RECORD LIST:

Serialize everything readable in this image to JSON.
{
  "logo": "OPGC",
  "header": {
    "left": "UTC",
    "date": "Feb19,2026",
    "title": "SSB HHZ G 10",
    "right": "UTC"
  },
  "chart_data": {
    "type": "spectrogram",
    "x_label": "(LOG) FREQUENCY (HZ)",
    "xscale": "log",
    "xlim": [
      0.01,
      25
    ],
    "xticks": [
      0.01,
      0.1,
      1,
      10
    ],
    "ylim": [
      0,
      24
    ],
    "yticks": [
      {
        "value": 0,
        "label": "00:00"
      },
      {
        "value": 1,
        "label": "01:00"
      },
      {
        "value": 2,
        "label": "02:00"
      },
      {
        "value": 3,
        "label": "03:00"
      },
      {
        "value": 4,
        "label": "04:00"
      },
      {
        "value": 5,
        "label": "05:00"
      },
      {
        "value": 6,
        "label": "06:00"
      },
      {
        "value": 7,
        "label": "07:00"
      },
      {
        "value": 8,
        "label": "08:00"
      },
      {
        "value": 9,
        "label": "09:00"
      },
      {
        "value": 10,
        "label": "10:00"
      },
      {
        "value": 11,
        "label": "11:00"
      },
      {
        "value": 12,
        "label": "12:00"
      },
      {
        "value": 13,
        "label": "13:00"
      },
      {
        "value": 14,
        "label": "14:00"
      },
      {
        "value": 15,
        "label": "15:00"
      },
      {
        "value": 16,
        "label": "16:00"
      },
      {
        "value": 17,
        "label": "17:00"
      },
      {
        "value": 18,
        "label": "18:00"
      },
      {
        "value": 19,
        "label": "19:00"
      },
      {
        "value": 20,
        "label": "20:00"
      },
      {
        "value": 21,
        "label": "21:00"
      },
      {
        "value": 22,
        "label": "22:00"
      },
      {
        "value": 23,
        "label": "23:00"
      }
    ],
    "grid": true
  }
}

TASK REQUIREMENTS: All of the lines above must be returned exactly.

CORRECT OUTPUT:
Serialize everything readable in this image to JSON.
{
  "logo": "OPGC",
  "header": {
    "left": "UTC",
    "date": "Feb19,2026",
    "title": "SSB HHZ G 10",
    "right": "UTC"
  },
  "chart_data": {
    "type": "spectrogram",
    "x_label": "(LOG) FREQUENCY (HZ)",
    "xscale": "log",
    "xlim": [
      0.01,
      25
    ],
    "xticks": [
      0.01,
      0.1,
      1,
      10
    ],
    "ylim": [
      0,
      24
    ],
    "yticks": [
      {
        "value": 0,
        "label": "00:00"
      },
      {
        "value": 1,
        "label": "01:00"
      },
      {
        "value": 2,
        "label": "02:00"
      },
      {
        "value": 3,
        "label": "03:00"
      },
      {
        "value": 4,
        "label": "04:00"
      },
      {
        "value": 5,
        "label": "05:00"
      },
      {
        "value": 6,
        "label": "06:00"
      },
      {
        "value": 7,
        "label": "07:00"
      },
      {
        "value": 8,
        "label": "08:00"
      },
      {
        "value": 9,
        "label": "09:00"
      },
      {
        "value": 10,
        "label": "10:00"
      },
      {
        "value": 11,
        "label": "11:00"
      },
      {
        "value": 12,
        "label": "12:00"
      },
      {
        "value": 13,
        "label": "13:00"
      },
      {
        "value": 14,
        "label": "14:00"
      },
      {
        "value": 15,
        "label": "15:00"
      },
      {
        "value": 16,
        "label": "16:00"
      },
      {
        "value": 17,
        "label": "17:00"
      },
      {
        "value": 18,
        "label": "18:00"
      },
      {
        "value": 19,
        "label": "19:00"
      },
      {
        "value": 20,
        "label": "20:00"
      },
      {
        "value": 21,
        "label": "21:00"
      },
      {
        "value": 22,
        "label": "22:00"
      },
      {
        "value": 23,
        "label": "23:00"
      }
    ],
    "grid": true
  }
}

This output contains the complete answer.